__PROBLEM DETAILS__. Please print every record below exactly as written, leaving out the pictures.

__Stored items__.
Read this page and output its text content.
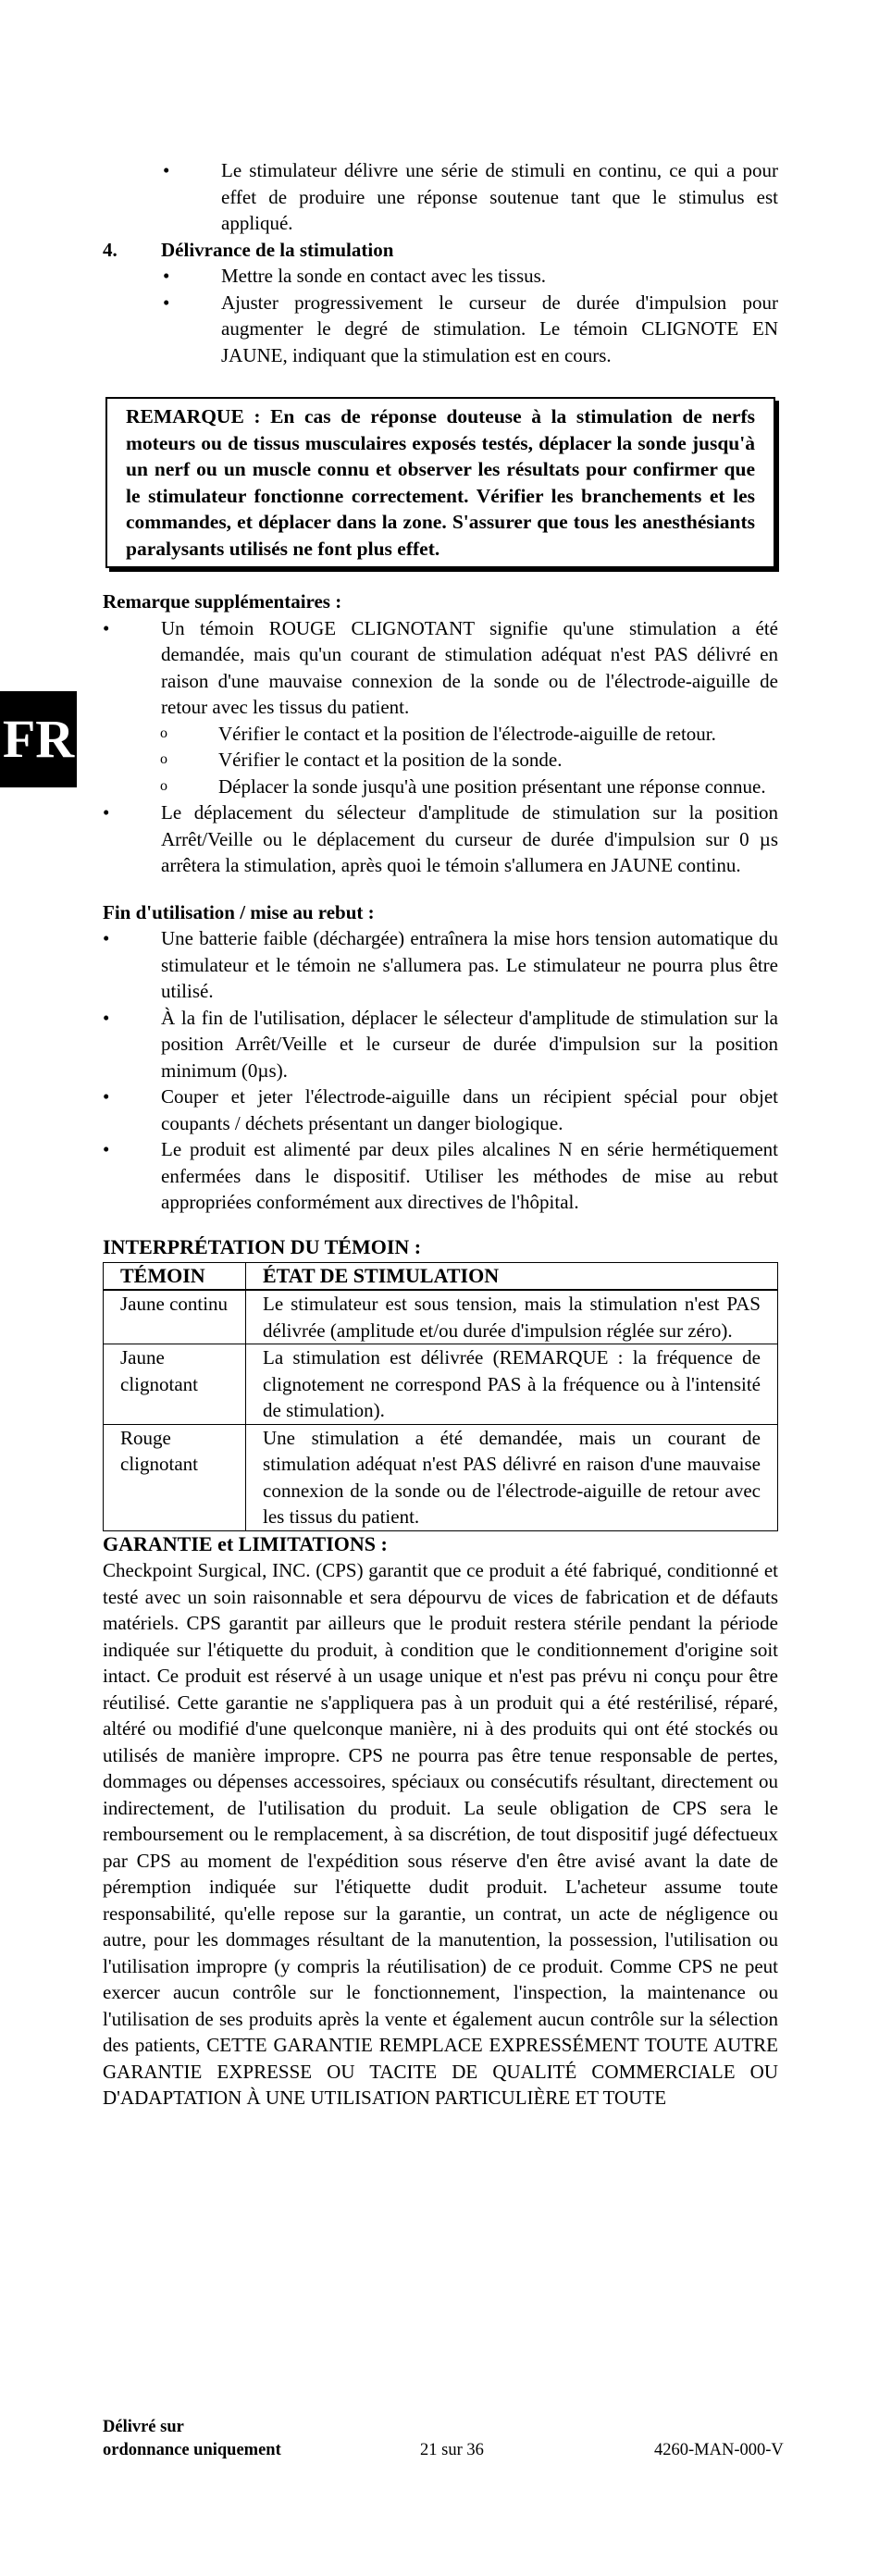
FR
•	Le stimulateur délivre une série de stimuli en continu, ce qui a pour effet de produire une réponse soutenue tant que le stimulus est appliqué.
4.	Délivrance de la stimulation
•	Mettre la sonde en contact avec les tissus.
•	Ajuster progressivement le curseur de durée d'impulsion pour augmenter le degré de stimulation. Le témoin CLIGNOTE EN JAUNE, indiquant que la stimulation est en cours.
REMARQUE : En cas de réponse douteuse à la stimulation de nerfs moteurs ou de tissus musculaires exposés testés, déplacer la sonde jusqu'à un nerf ou un muscle connu et observer les résultats pour confirmer que le stimulateur fonctionne correctement. Vérifier les branchements et les commandes, et déplacer dans la zone. S'assurer que tous les anesthésiants paralysants utilisés ne font plus effet.

Remarque supplémentaires :

•	Un témoin ROUGE CLIGNOTANT signifie qu'une stimulation a été demandée, mais qu'un courant de stimulation adéquat n'est PAS délivré en raison d'une mauvaise connexion de la sonde ou de l'électrode-aiguille de retour avec les tissus du patient.
o	Vérifier le contact et la position de l'électrode-aiguille de retour.
o	Vérifier le contact et la position de la sonde.
o	Déplacer la sonde jusqu'à une position présentant une réponse connue.
•	Le déplacement du sélecteur d'amplitude de stimulation sur la position Arrêt/Veille ou le déplacement du curseur de durée d'impulsion sur 0 µs arrêtera la stimulation, après quoi le témoin s'allumera en JAUNE continu.

Fin d'utilisation / mise au rebut :

•	Une batterie faible (déchargée) entraînera la mise hors tension automatique du stimulateur et le témoin ne s'allumera pas. Le stimulateur ne pourra plus être utilisé.
•	À la fin de l'utilisation, déplacer le sélecteur d'amplitude de stimulation sur la position Arrêt/Veille et le curseur de durée d'impulsion sur la position minimum (0µs).
•	Couper et jeter l'électrode-aiguille dans un récipient spécial pour objet coupants / déchets présentant un danger biologique.
•	Le produit est alimenté par deux piles alcalines N en série hermétiquement enfermées dans le dispositif. Utiliser les méthodes de mise au rebut appropriées conformément aux directives de l'hôpital.

INTERPRÉTATION DU TÉMOIN :

TÉMOIN	ÉTAT DE STIMULATION
Jaune continu	Le stimulateur est sous tension, mais la stimulation n'est PAS délivrée (amplitude et/ou durée d'impulsion réglée sur zéro).
Jaune clignotant	La stimulation est délivrée (REMARQUE : la fréquence de clignotement ne correspond PAS à la fréquence ou à l'intensité de stimulation).
Rouge clignotant	Une stimulation a été demandée, mais un courant de stimulation adéquat n'est PAS délivré en raison d'une mauvaise connexion de la sonde ou de l'électrode-aiguille de retour avec les tissus du patient.

GARANTIE et LIMITATIONS :

Checkpoint Surgical, INC. (CPS) garantit que ce produit a été fabriqué, conditionné et testé avec un soin raisonnable et sera dépourvu de vices de fabrication et de défauts matériels. CPS garantit par ailleurs que le produit restera stérile pendant la période indiquée sur l'étiquette du produit, à condition que le conditionnement d'origine soit intact. Ce produit est réservé à un usage unique et n'est pas prévu ni conçu pour être réutilisé. Cette garantie ne s'appliquera pas à un produit qui a été restérilisé, réparé, altéré ou modifié d'une quelconque manière, ni à des produits qui ont été stockés ou utilisés de manière impropre. CPS ne pourra pas être tenue responsable de pertes, dommages ou dépenses accessoires, spéciaux ou consécutifs résultant, directement ou indirectement, de l'utilisation du produit. La seule obligation de CPS sera le remboursement ou le remplacement, à sa discrétion, de tout dispositif jugé défectueux par CPS au moment de l'expédition sous réserve d'en être avisé avant la date de péremption indiquée sur l'étiquette dudit produit. L'acheteur assume toute responsabilité, qu'elle repose sur la garantie, un contrat, un acte de négligence ou autre, pour les dommages résultant de la manutention, la possession, l'utilisation ou l'utilisation impropre (y compris la réutilisation) de ce produit. Comme CPS ne peut exercer aucun contrôle sur le fonctionnement, l'inspection, la maintenance ou l'utilisation de ses produits après la vente et également aucun contrôle sur la sélection des patients, CETTE GARANTIE REMPLACE EXPRESSÉMENT TOUTE AUTRE GARANTIE EXPRESSE OU TACITE DE QUALITÉ COMMERCIALE OU D'ADAPTATION À UNE UTILISATION PARTICULIÈRE ET TOUTE

Délivré sur
ordonnance uniquement	21 sur 36	4260-MAN-000-V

__REPLY__.
Read this page and output its text content.
FR
•	Le stimulateur délivre une série de stimuli en continu, ce qui a pour effet de produire une réponse soutenue tant que le stimulus est appliqué.
4.	Délivrance de la stimulation
•	Mettre la sonde en contact avec les tissus.
•	Ajuster progressivement le curseur de durée d'impulsion pour augmenter le degré de stimulation. Le témoin CLIGNOTE EN JAUNE, indiquant que la stimulation est en cours.
REMARQUE : En cas de réponse douteuse à la stimulation de nerfs moteurs ou de tissus musculaires exposés testés, déplacer la sonde jusqu'à un nerf ou un muscle connu et observer les résultats pour confirmer que le stimulateur fonctionne correctement. Vérifier les branchements et les commandes, et déplacer dans la zone. S'assurer que tous les anesthésiants paralysants utilisés ne font plus effet.

Remarque supplémentaires :

•	Un témoin ROUGE CLIGNOTANT signifie qu'une stimulation a été demandée, mais qu'un courant de stimulation adéquat n'est PAS délivré en raison d'une mauvaise connexion de la sonde ou de l'électrode-aiguille de retour avec les tissus du patient.
o	Vérifier le contact et la position de l'électrode-aiguille de retour.
o	Vérifier le contact et la position de la sonde.
o	Déplacer la sonde jusqu'à une position présentant une réponse connue.
•	Le déplacement du sélecteur d'amplitude de stimulation sur la position Arrêt/Veille ou le déplacement du curseur de durée d'impulsion sur 0 µs arrêtera la stimulation, après quoi le témoin s'allumera en JAUNE continu.

Fin d'utilisation / mise au rebut :

•	Une batterie faible (déchargée) entraînera la mise hors tension automatique du stimulateur et le témoin ne s'allumera pas. Le stimulateur ne pourra plus être utilisé.
•	À la fin de l'utilisation, déplacer le sélecteur d'amplitude de stimulation sur la position Arrêt/Veille et le curseur de durée d'impulsion sur la position minimum (0µs).
•	Couper et jeter l'électrode-aiguille dans un récipient spécial pour objet coupants / déchets présentant un danger biologique.
•	Le produit est alimenté par deux piles alcalines N en série hermétiquement enfermées dans le dispositif. Utiliser les méthodes de mise au rebut appropriées conformément aux directives de l'hôpital.

INTERPRÉTATION DU TÉMOIN :

TÉMOIN	ÉTAT DE STIMULATION
Jaune continu	Le stimulateur est sous tension, mais la stimulation n'est PAS délivrée (amplitude et/ou durée d'impulsion réglée sur zéro).
Jaune clignotant	La stimulation est délivrée (REMARQUE : la fréquence de clignotement ne correspond PAS à la fréquence ou à l'intensité de stimulation).
Rouge clignotant	Une stimulation a été demandée, mais un courant de stimulation adéquat n'est PAS délivré en raison d'une mauvaise connexion de la sonde ou de l'électrode-aiguille de retour avec les tissus du patient.

GARANTIE et LIMITATIONS :

Checkpoint Surgical, INC. (CPS) garantit que ce produit a été fabriqué, conditionné et testé avec un soin raisonnable et sera dépourvu de vices de fabrication et de défauts matériels. CPS garantit par ailleurs que le produit restera stérile pendant la période indiquée sur l'étiquette du produit, à condition que le conditionnement d'origine soit intact. Ce produit est réservé à un usage unique et n'est pas prévu ni conçu pour être réutilisé. Cette garantie ne s'appliquera pas à un produit qui a été restérilisé, réparé, altéré ou modifié d'une quelconque manière, ni à des produits qui ont été stockés ou utilisés de manière impropre. CPS ne pourra pas être tenue responsable de pertes, dommages ou dépenses accessoires, spéciaux ou consécutifs résultant, directement ou indirectement, de l'utilisation du produit. La seule obligation de CPS sera le remboursement ou le remplacement, à sa discrétion, de tout dispositif jugé défectueux par CPS au moment de l'expédition sous réserve d'en être avisé avant la date de péremption indiquée sur l'étiquette dudit produit. L'acheteur assume toute responsabilité, qu'elle repose sur la garantie, un contrat, un acte de négligence ou autre, pour les dommages résultant de la manutention, la possession, l'utilisation ou l'utilisation impropre (y compris la réutilisation) de ce produit. Comme CPS ne peut exercer aucun contrôle sur le fonctionnement, l'inspection, la maintenance ou l'utilisation de ses produits après la vente et également aucun contrôle sur la sélection des patients, CETTE GARANTIE REMPLACE EXPRESSÉMENT TOUTE AUTRE GARANTIE EXPRESSE OU TACITE DE QUALITÉ COMMERCIALE OU D'ADAPTATION À UNE UTILISATION PARTICULIÈRE ET TOUTE

Délivré sur
ordonnance uniquement	21 sur 36	4260-MAN-000-V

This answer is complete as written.